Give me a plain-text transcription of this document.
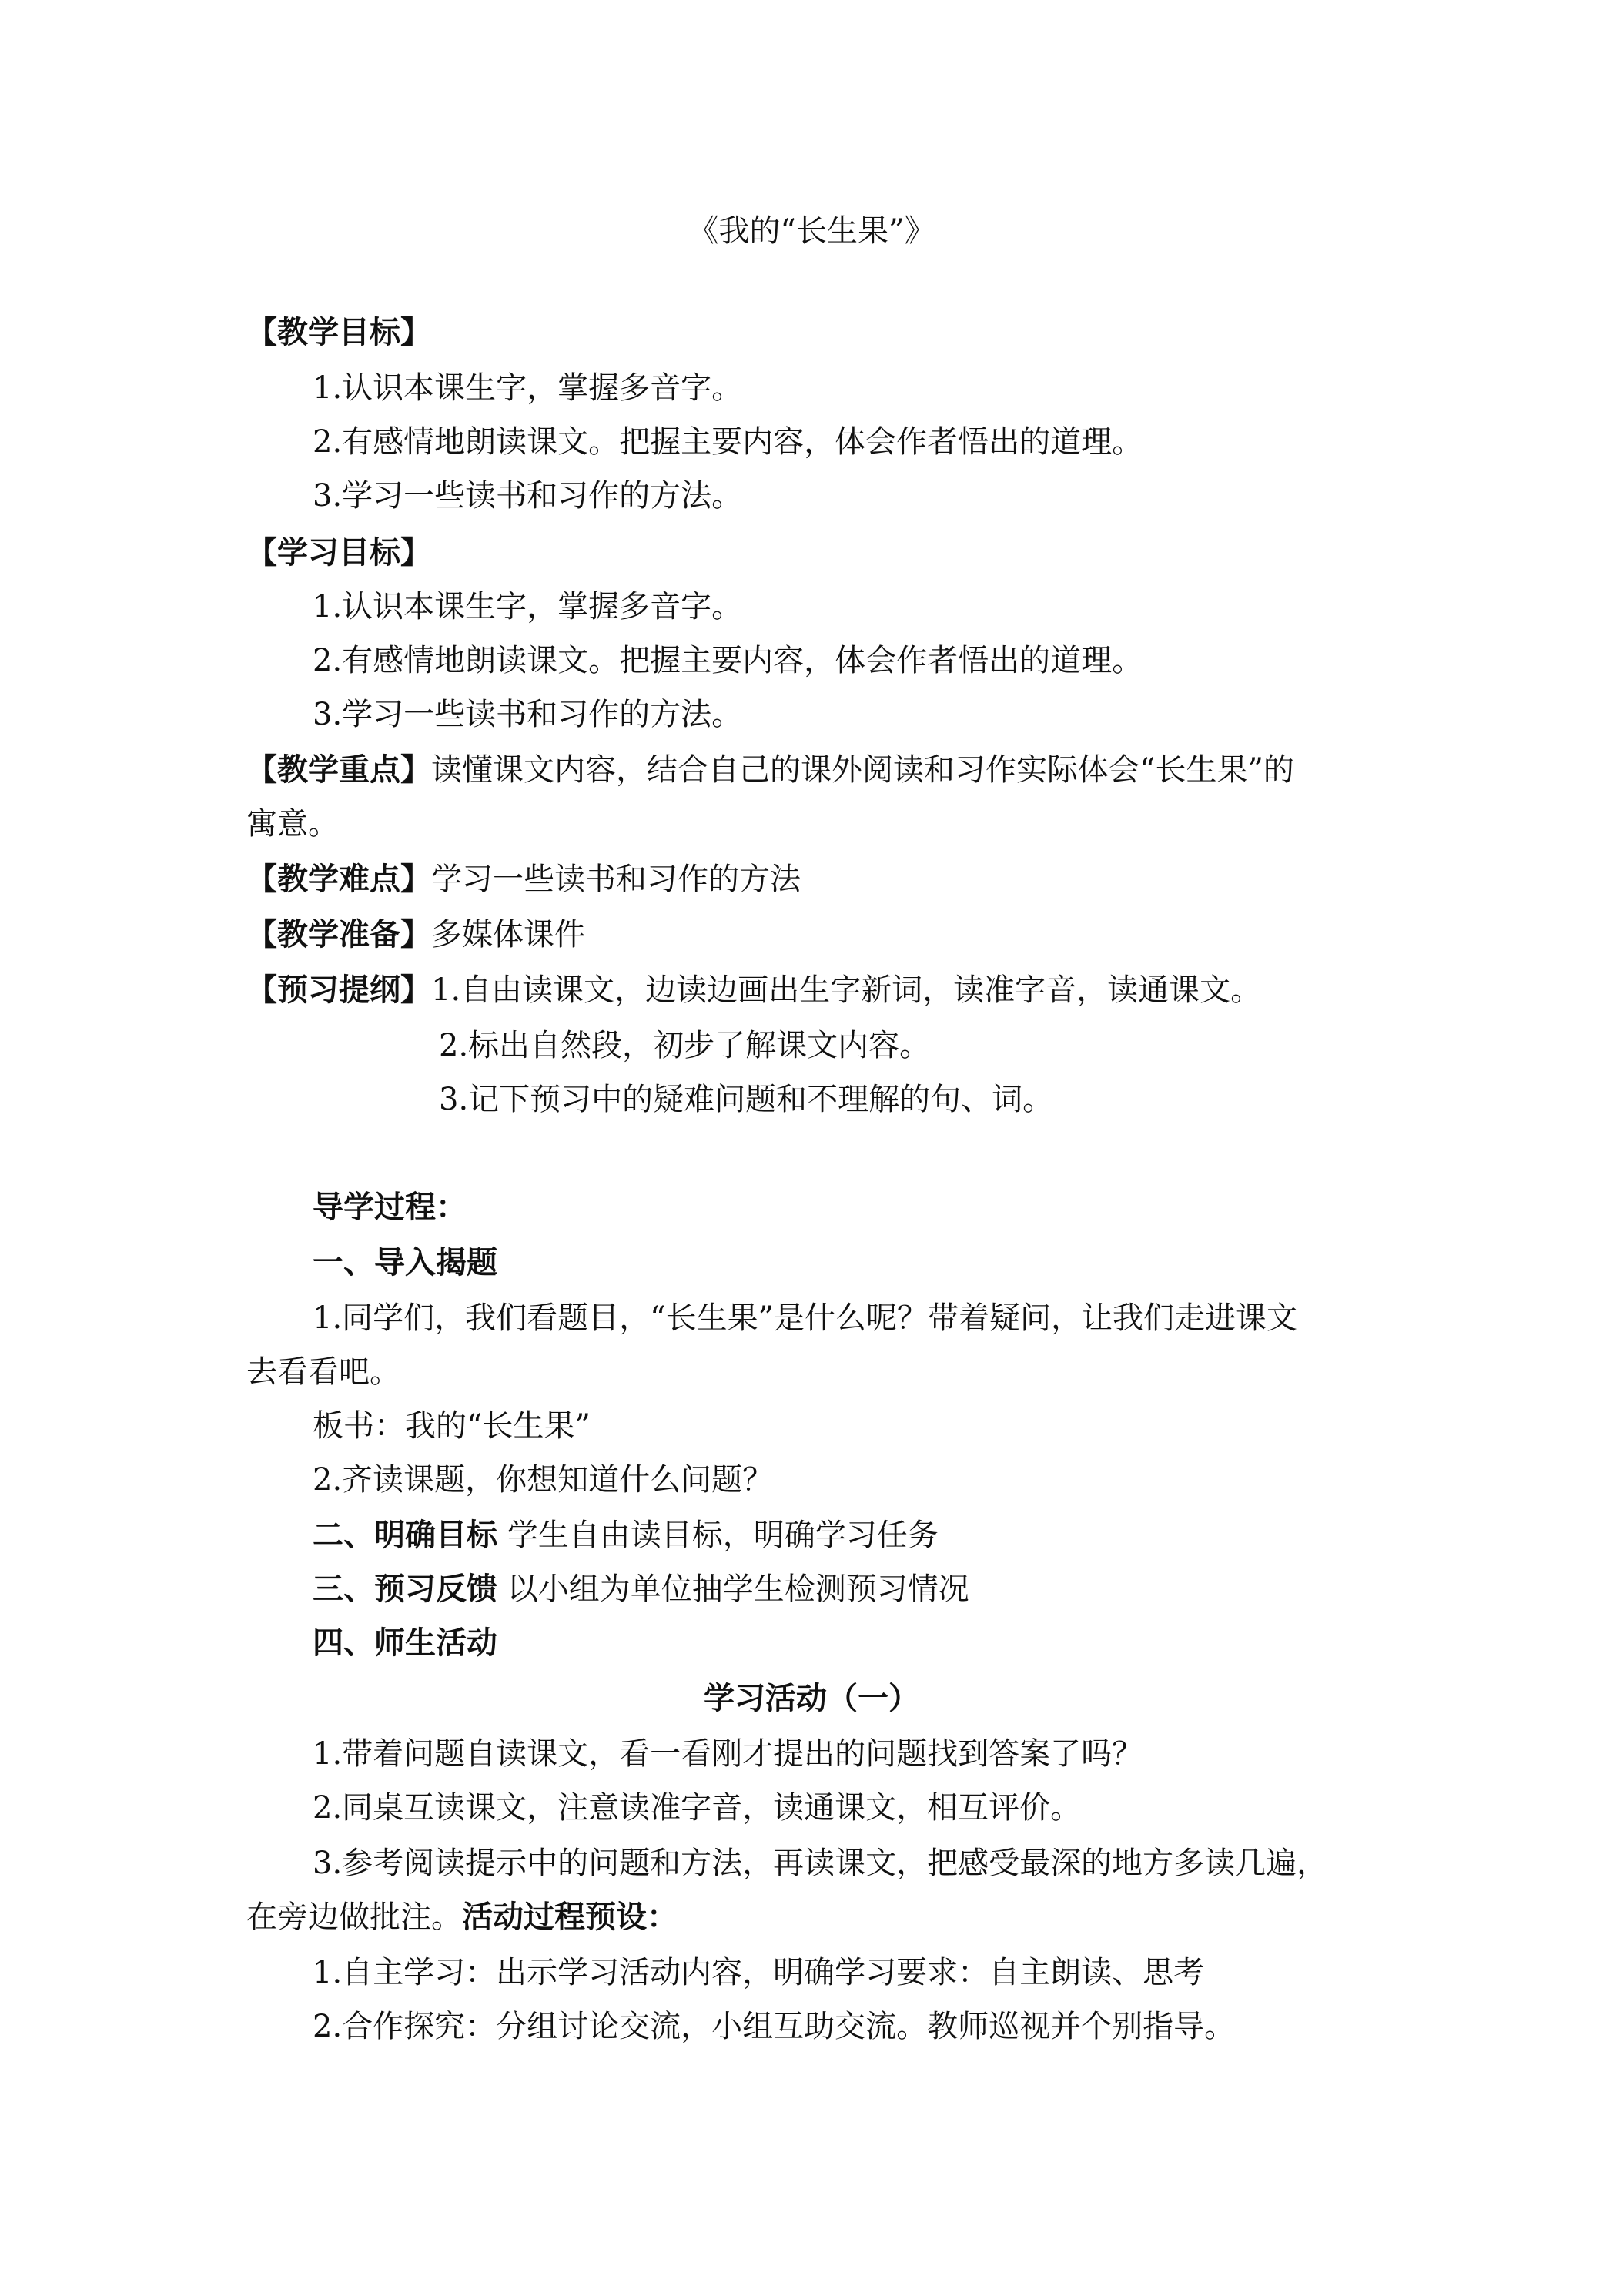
《我的“长生果”》
【教学目标】
1.认识本课生字，掌握多音字。
2.有感情地朗读课文。把握主要内容，体会作者悟出的道理。
3.学习一些读书和习作的方法。
【学习目标】
1.认识本课生字，掌握多音字。
2.有感情地朗读课文。把握主要内容，体会作者悟出的道理。
3.学习一些读书和习作的方法。
【教学重点】读懂课文内容，结合自己的课外阅读和习作实际体会“长生果”的
寓意。
【教学难点】学习一些读书和习作的方法
【教学准备】多媒体课件
【预习提纲】1.自由读课文，边读边画出生字新词，读准字音，读通课文。
2.标出自然段，初步了解课文内容。
3.记下预习中的疑难问题和不理解的句、词。
导学过程：
一、导入揭题
1.同学们，我们看题目，“长生果”是什么呢？带着疑问，让我们走进课文
去看看吧。
板书：我的“长生果”
2.齐读课题，你想知道什么问题？
二、明确目标 学生自由读目标，明确学习任务
三、预习反馈 以小组为单位抽学生检测预习情况
四、师生活动
学习活动（一）
1.带着问题自读课文，看一看刚才提出的问题找到答案了吗？
2.同桌互读课文，注意读准字音，读通课文，相互评价。
3.参考阅读提示中的问题和方法，再读课文，把感受最深的地方多读几遍，
在旁边做批注。活动过程预设：
1.自主学习：出示学习活动内容，明确学习要求：自主朗读、思考
2.合作探究：分组讨论交流，小组互助交流。教师巡视并个别指导。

Goal - Set down the material exactly, every line of it, except for the pictures.

Complete output -
Give me a plain-text transcription of this document.
《我的“长生果”》
【教学目标】
1.认识本课生字，掌握多音字。
2.有感情地朗读课文。把握主要内容，体会作者悟出的道理。
3.学习一些读书和习作的方法。
【学习目标】
1.认识本课生字，掌握多音字。
2.有感情地朗读课文。把握主要内容，体会作者悟出的道理。
3.学习一些读书和习作的方法。
【教学重点】读懂课文内容，结合自己的课外阅读和习作实际体会“长生果”的
寓意。
【教学难点】学习一些读书和习作的方法
【教学准备】多媒体课件
【预习提纲】1.自由读课文，边读边画出生字新词，读准字音，读通课文。
2.标出自然段，初步了解课文内容。
3.记下预习中的疑难问题和不理解的句、词。
导学过程：
一、导入揭题
1.同学们，我们看题目，“长生果”是什么呢？带着疑问，让我们走进课文
去看看吧。
板书：我的“长生果”
2.齐读课题，你想知道什么问题？
二、明确目标 学生自由读目标，明确学习任务
三、预习反馈 以小组为单位抽学生检测预习情况
四、师生活动
学习活动（一）
1.带着问题自读课文，看一看刚才提出的问题找到答案了吗？
2.同桌互读课文，注意读准字音，读通课文，相互评价。
3.参考阅读提示中的问题和方法，再读课文，把感受最深的地方多读几遍，
在旁边做批注。活动过程预设：
1.自主学习：出示学习活动内容，明确学习要求：自主朗读、思考
2.合作探究：分组讨论交流，小组互助交流。教师巡视并个别指导。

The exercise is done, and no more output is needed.